TO BE DONE:
Set the listing down again in full, word for word, with the pictures left out.

PROVIDED RECORDS:
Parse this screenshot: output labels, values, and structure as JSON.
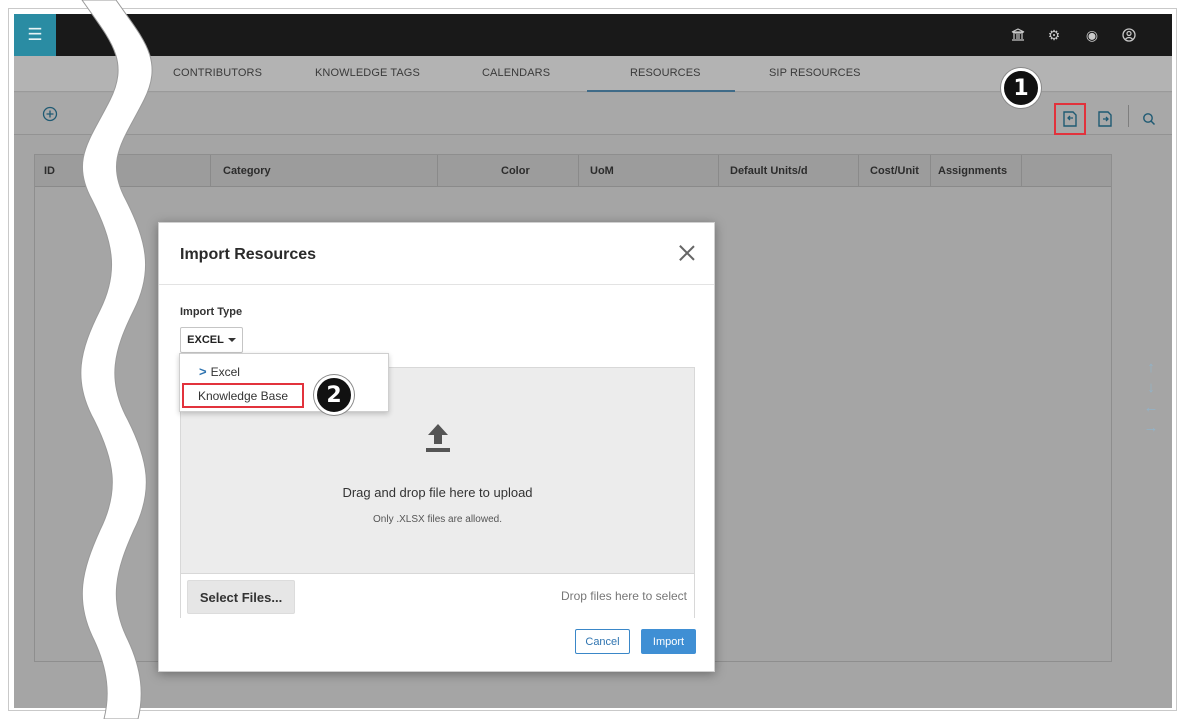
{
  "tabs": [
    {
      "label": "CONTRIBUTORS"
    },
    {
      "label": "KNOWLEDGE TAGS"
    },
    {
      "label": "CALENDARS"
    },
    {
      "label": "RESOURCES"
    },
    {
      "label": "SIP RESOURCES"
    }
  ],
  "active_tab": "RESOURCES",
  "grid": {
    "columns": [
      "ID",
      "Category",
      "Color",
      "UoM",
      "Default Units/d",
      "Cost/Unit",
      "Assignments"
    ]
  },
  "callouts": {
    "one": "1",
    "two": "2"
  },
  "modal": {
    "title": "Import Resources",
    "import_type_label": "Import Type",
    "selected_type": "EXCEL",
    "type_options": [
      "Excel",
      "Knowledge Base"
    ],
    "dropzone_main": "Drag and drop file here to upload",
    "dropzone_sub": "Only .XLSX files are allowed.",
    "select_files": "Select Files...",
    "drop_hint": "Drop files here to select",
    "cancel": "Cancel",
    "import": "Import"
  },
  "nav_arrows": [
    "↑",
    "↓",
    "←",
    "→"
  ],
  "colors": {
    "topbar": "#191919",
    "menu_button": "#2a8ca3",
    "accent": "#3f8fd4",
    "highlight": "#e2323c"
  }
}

EXERCISE RESPONSE:
Parse this screenshot: output labels, values, and structure as JSON.
{
  "tabs": [
    {
      "label": "CONTRIBUTORS"
    },
    {
      "label": "KNOWLEDGE TAGS"
    },
    {
      "label": "CALENDARS"
    },
    {
      "label": "RESOURCES"
    },
    {
      "label": "SIP RESOURCES"
    }
  ],
  "active_tab": "RESOURCES",
  "grid": {
    "columns": [
      "ID",
      "Category",
      "Color",
      "UoM",
      "Default Units/d",
      "Cost/Unit",
      "Assignments"
    ]
  },
  "callouts": {
    "one": "1",
    "two": "2"
  },
  "modal": {
    "title": "Import Resources",
    "import_type_label": "Import Type",
    "selected_type": "EXCEL",
    "type_options": [
      "Excel",
      "Knowledge Base"
    ],
    "dropzone_main": "Drag and drop file here to upload",
    "dropzone_sub": "Only .XLSX files are allowed.",
    "select_files": "Select Files...",
    "drop_hint": "Drop files here to select",
    "cancel": "Cancel",
    "import": "Import"
  },
  "nav_arrows": [
    "↑",
    "↓",
    "←",
    "→"
  ],
  "colors": {
    "topbar": "#191919",
    "menu_button": "#2a8ca3",
    "accent": "#3f8fd4",
    "highlight": "#e2323c"
  }
}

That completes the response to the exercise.